*STATED EXERCISE*. The records that follow are to be repeated exactly, with the pictures removed.

*SOURCE MATERIAL*.
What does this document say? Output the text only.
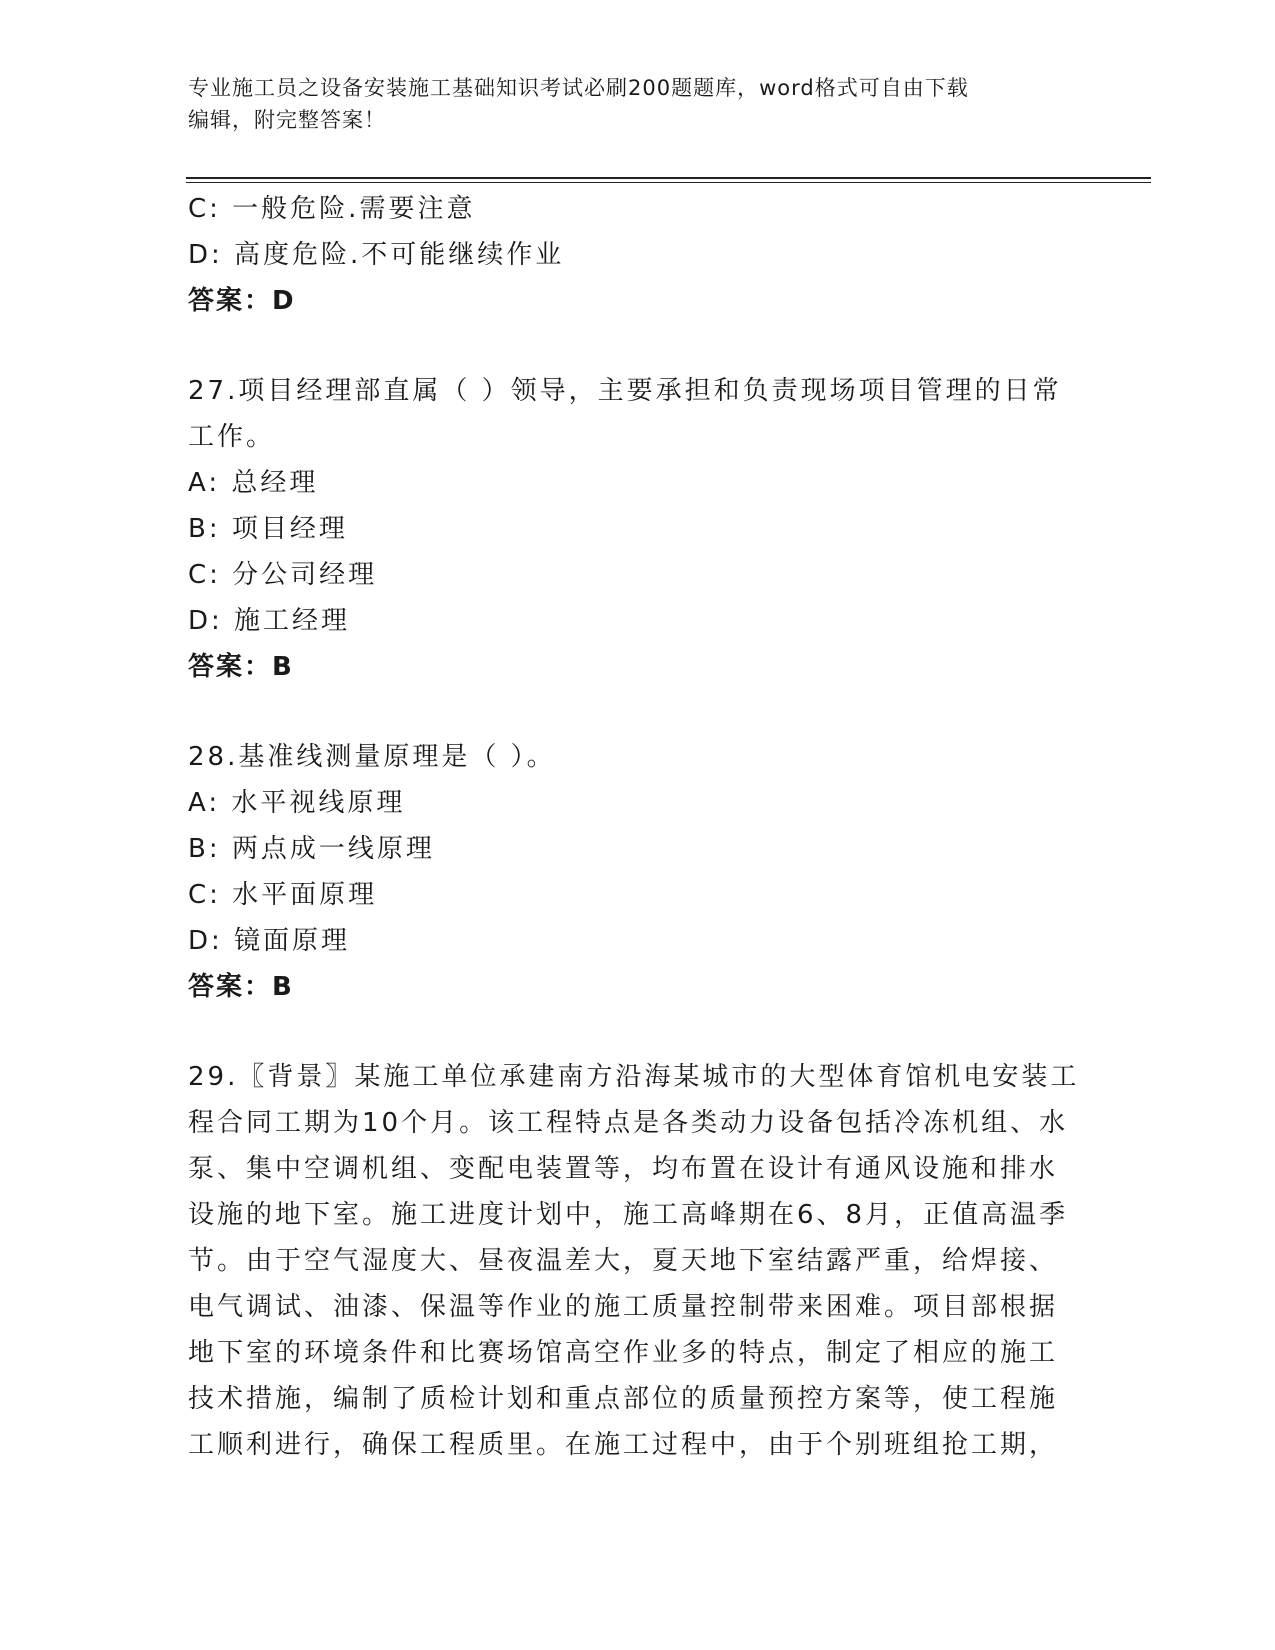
专业施工员之设备安装施工基础知识考试必刷200题题库，word格式可自由下载
编辑，附完整答案！
C: 一般危险.需要注意
D: 高度危险.不可能继续作业
答案：D
27.项目经理部直属（ ）领导，主要承担和负责现场项目管理的日常
工作。
A: 总经理
B: 项目经理
C: 分公司经理
D: 施工经理
答案：B
28.基准线测量原理是（ ）。
A: 水平视线原理
B: 两点成一线原理
C: 水平面原理
D: 镜面原理
答案：B
29.〖背景〗某施工单位承建南方沿海某城市的大型体育馆机电安装工
程合同工期为10个月。该工程特点是各类动力设备包括冷冻机组、水
泵、集中空调机组、变配电装置等，均布置在设计有通风设施和排水
设施的地下室。施工进度计划中，施工高峰期在6、8月，正值高温季
节。由于空气湿度大、昼夜温差大，夏天地下室结露严重，给焊接、
电气调试、油漆、保温等作业的施工质量控制带来困难。项目部根据
地下室的环境条件和比赛场馆高空作业多的特点，制定了相应的施工
技术措施，编制了质检计划和重点部位的质量预控方案等，使工程施
工顺利进行，确保工程质里。在施工过程中，由于个别班组抢工期，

*THE OUTPUT*.
What does this document say? Output the text only.
专业施工员之设备安装施工基础知识考试必刷200题题库，word格式可自由下载
编辑，附完整答案！
C: 一般危险.需要注意
D: 高度危险.不可能继续作业
答案：D
27.项目经理部直属（ ）领导，主要承担和负责现场项目管理的日常
工作。
A: 总经理
B: 项目经理
C: 分公司经理
D: 施工经理
答案：B
28.基准线测量原理是（ ）。
A: 水平视线原理
B: 两点成一线原理
C: 水平面原理
D: 镜面原理
答案：B
29.〖背景〗某施工单位承建南方沿海某城市的大型体育馆机电安装工
程合同工期为10个月。该工程特点是各类动力设备包括冷冻机组、水
泵、集中空调机组、变配电装置等，均布置在设计有通风设施和排水
设施的地下室。施工进度计划中，施工高峰期在6、8月，正值高温季
节。由于空气湿度大、昼夜温差大，夏天地下室结露严重，给焊接、
电气调试、油漆、保温等作业的施工质量控制带来困难。项目部根据
地下室的环境条件和比赛场馆高空作业多的特点，制定了相应的施工
技术措施，编制了质检计划和重点部位的质量预控方案等，使工程施
工顺利进行，确保工程质里。在施工过程中，由于个别班组抢工期，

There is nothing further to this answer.